> _Dataset excerpts_:
######
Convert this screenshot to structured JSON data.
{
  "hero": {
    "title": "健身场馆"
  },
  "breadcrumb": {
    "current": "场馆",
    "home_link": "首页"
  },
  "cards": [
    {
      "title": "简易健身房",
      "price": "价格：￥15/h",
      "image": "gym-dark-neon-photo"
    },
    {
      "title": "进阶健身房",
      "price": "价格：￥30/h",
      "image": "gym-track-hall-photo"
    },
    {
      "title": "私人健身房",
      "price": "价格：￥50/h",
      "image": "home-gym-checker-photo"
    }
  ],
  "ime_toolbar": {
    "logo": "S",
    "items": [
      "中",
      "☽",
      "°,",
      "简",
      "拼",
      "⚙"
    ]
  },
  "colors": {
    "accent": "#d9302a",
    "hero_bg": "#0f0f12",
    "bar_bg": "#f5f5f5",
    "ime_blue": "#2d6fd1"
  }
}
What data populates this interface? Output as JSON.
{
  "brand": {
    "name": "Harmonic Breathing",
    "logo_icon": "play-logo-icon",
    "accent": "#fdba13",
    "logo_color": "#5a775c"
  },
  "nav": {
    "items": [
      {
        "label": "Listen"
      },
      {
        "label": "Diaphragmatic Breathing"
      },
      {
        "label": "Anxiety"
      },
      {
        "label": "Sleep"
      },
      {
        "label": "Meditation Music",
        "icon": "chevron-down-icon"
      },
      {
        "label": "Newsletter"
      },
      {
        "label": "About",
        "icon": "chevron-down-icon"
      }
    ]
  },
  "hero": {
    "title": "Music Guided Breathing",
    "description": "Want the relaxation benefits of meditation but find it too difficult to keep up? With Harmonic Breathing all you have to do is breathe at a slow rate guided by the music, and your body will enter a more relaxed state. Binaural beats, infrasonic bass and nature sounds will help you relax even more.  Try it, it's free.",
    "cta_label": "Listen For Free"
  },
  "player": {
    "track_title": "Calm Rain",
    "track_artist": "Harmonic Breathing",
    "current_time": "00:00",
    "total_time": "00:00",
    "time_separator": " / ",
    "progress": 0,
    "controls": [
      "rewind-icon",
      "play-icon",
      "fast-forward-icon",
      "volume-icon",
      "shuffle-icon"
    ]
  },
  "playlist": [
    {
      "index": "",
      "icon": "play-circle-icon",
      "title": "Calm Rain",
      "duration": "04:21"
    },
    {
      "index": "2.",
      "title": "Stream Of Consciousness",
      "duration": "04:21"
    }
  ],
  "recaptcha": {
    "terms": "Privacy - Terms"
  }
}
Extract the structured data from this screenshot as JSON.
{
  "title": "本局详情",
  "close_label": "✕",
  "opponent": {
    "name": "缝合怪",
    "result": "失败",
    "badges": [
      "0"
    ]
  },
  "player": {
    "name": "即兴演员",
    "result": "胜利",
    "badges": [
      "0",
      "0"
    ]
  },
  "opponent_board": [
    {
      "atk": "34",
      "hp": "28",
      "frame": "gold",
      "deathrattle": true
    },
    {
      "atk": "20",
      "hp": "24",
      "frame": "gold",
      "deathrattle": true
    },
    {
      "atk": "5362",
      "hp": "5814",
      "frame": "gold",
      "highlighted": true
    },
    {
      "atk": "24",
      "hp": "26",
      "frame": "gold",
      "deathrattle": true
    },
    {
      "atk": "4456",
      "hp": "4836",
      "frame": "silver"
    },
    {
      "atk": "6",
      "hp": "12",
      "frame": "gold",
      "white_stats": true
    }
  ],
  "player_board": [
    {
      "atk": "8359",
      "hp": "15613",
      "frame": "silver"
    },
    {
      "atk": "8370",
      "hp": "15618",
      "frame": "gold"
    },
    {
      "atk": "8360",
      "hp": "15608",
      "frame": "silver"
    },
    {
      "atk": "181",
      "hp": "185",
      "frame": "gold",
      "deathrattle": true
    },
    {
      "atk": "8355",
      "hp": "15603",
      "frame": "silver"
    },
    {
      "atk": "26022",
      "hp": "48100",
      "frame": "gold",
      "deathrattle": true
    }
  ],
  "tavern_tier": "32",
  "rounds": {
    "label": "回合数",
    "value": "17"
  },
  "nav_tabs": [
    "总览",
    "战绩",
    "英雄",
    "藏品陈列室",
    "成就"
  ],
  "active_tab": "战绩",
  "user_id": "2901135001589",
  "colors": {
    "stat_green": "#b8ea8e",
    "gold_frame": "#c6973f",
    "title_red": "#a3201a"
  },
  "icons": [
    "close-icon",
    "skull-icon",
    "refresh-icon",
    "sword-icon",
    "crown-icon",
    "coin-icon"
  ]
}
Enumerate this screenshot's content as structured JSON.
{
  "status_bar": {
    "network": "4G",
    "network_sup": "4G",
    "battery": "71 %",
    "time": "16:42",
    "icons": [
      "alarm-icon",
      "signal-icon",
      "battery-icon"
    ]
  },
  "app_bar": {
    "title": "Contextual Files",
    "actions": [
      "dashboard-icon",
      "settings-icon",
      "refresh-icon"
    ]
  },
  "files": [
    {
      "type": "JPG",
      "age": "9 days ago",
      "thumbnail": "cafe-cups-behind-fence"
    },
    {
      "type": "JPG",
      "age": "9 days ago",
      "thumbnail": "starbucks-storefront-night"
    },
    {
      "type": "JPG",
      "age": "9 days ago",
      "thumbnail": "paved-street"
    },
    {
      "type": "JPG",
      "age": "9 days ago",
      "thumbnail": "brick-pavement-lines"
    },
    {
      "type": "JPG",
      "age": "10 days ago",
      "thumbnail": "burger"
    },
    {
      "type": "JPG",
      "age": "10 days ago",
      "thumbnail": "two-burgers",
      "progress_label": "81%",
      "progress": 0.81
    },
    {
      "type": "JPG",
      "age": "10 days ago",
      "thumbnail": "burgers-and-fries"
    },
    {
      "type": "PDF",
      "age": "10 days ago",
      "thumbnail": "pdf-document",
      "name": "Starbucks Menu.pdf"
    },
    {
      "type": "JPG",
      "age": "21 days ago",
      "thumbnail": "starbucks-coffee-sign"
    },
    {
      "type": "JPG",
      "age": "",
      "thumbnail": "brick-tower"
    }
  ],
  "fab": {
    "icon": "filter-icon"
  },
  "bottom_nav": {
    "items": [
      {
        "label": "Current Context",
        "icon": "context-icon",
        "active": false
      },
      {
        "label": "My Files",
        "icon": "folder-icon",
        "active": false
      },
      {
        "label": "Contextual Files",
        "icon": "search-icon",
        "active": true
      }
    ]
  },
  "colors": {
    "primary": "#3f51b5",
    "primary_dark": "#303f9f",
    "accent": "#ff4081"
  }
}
######
Search the data above for the string "screenshot" and return every line that has it.

> _Reply_:
Convert this screenshot to structured JSON data.
Extract the structured data from this screenshot as JSON.
Enumerate this screenshot's content as structured JSON.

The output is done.